EXTRACTED DATA:
━━━━━━━━━━━━━━━━━━━━━━━━━━━━━━
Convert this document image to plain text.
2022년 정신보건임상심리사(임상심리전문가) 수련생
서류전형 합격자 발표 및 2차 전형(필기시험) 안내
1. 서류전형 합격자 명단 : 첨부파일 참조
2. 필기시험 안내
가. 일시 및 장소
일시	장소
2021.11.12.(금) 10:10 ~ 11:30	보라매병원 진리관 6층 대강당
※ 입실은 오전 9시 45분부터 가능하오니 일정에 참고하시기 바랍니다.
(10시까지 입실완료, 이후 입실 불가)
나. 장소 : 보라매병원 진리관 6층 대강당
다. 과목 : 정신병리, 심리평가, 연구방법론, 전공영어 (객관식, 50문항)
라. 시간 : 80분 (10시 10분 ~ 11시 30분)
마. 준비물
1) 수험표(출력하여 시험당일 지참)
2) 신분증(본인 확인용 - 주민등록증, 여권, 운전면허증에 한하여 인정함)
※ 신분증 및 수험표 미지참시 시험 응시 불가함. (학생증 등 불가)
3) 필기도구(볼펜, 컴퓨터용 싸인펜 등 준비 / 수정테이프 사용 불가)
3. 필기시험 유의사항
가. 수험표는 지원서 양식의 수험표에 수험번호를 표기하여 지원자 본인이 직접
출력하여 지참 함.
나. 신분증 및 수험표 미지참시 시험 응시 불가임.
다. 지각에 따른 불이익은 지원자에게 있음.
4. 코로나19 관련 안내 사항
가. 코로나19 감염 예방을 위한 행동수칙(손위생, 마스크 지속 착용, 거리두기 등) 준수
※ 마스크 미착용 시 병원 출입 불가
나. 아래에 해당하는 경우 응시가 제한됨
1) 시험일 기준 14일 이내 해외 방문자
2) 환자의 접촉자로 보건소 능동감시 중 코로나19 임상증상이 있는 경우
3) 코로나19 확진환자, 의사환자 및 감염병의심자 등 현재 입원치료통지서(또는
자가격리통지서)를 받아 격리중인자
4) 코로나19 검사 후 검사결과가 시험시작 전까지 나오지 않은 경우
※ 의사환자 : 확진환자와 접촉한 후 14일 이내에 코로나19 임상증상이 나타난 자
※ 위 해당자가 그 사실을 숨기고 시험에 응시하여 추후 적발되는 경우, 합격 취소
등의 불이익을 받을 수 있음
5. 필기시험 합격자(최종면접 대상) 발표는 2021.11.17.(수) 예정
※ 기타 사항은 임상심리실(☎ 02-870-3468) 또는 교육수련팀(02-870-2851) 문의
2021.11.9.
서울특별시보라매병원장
━━━━━━━━━━━━━━━━━━━━━━━━━━━━━━
AIM OF THE EXERCISE:
Which lines hold the word "필기시험"? Return all of them from the records above.

PROBLEM SOLUTION:
서류전형 합격자 발표 및 2차 전형(필기시험) 안내
2. 필기시험 안내
3. 필기시험 유의사항
5. 필기시험 합격자(최종면접 대상) 발표는 2021.11.17.(수) 예정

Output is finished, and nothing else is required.